» **What you will do**
Repeat every record below exactly, leaving out the pictures.

» **The data**

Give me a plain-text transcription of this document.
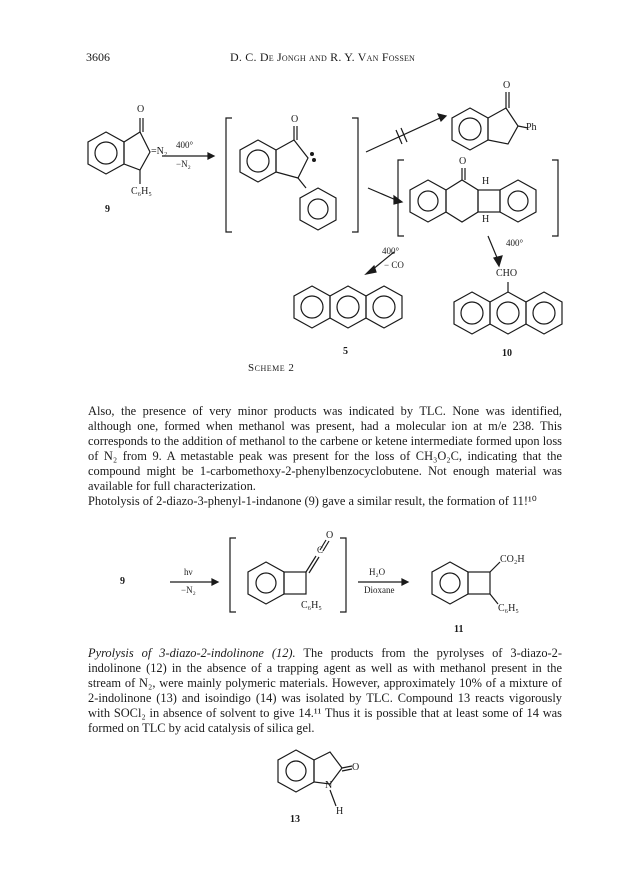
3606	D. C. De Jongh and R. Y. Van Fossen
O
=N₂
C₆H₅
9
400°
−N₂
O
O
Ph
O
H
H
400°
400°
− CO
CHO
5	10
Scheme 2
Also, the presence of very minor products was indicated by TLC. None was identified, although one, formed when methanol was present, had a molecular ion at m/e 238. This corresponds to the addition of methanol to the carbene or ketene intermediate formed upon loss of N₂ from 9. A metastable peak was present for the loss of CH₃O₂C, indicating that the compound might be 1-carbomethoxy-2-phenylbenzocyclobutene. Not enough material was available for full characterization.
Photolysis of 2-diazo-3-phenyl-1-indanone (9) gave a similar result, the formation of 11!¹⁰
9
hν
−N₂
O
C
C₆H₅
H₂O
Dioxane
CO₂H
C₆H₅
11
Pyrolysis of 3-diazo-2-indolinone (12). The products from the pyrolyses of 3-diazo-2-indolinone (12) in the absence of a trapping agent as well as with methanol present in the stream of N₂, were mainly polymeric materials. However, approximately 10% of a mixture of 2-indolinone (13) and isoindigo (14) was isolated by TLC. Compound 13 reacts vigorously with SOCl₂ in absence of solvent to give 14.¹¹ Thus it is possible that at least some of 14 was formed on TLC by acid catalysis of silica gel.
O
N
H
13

» **Solution for this problem**
Give me a plain-text transcription of this document.
3606	D. C. De Jongh and R. Y. Van Fossen
O
=N₂
C₆H₅
9
400°
−N₂
O
O
Ph
O
H
H
400°
400°
− CO
CHO
5	10
Scheme 2
Also, the presence of very minor products was indicated by TLC. None was identified, although one, formed when methanol was present, had a molecular ion at m/e 238. This corresponds to the addition of methanol to the carbene or ketene intermediate formed upon loss of N₂ from 9. A metastable peak was present for the loss of CH₃O₂C, indicating that the compound might be 1-carbomethoxy-2-phenylbenzocyclobutene. Not enough material was available for full characterization.
Photolysis of 2-diazo-3-phenyl-1-indanone (9) gave a similar result, the formation of 11!¹⁰
9
hν
−N₂
O
C
C₆H₅
H₂O
Dioxane
CO₂H
C₆H₅
11
Pyrolysis of 3-diazo-2-indolinone (12). The products from the pyrolyses of 3-diazo-2-indolinone (12) in the absence of a trapping agent as well as with methanol present in the stream of N₂, were mainly polymeric materials. However, approximately 10% of a mixture of 2-indolinone (13) and isoindigo (14) was isolated by TLC. Compound 13 reacts vigorously with SOCl₂ in absence of solvent to give 14.¹¹ Thus it is possible that at least some of 14 was formed on TLC by acid catalysis of silica gel.
O
N
H
13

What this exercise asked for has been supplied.